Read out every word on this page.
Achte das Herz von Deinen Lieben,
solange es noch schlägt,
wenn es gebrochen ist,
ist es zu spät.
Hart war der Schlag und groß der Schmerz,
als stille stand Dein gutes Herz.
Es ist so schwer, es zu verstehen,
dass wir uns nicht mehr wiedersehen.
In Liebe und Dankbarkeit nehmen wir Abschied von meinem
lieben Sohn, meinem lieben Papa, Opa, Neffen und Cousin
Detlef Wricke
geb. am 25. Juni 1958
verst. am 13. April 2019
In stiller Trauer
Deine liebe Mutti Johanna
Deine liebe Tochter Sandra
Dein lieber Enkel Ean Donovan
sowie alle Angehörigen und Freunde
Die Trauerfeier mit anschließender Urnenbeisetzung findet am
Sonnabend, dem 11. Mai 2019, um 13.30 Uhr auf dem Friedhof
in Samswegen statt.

────────────────────

What needs to be done:
Reproduce the material above exactly; please quote every line of it.

Worked solution:
Read out every word on this page.
Achte das Herz von Deinen Lieben,
solange es noch schlägt,
wenn es gebrochen ist,
ist es zu spät.
Hart war der Schlag und groß der Schmerz,
als stille stand Dein gutes Herz.
Es ist so schwer, es zu verstehen,
dass wir uns nicht mehr wiedersehen.
In Liebe und Dankbarkeit nehmen wir Abschied von meinem
lieben Sohn, meinem lieben Papa, Opa, Neffen und Cousin
Detlef Wricke
geb. am 25. Juni 1958
verst. am 13. April 2019
In stiller Trauer
Deine liebe Mutti Johanna
Deine liebe Tochter Sandra
Dein lieber Enkel Ean Donovan
sowie alle Angehörigen und Freunde
Die Trauerfeier mit anschließender Urnenbeisetzung findet am
Sonnabend, dem 11. Mai 2019, um 13.30 Uhr auf dem Friedhof
in Samswegen statt.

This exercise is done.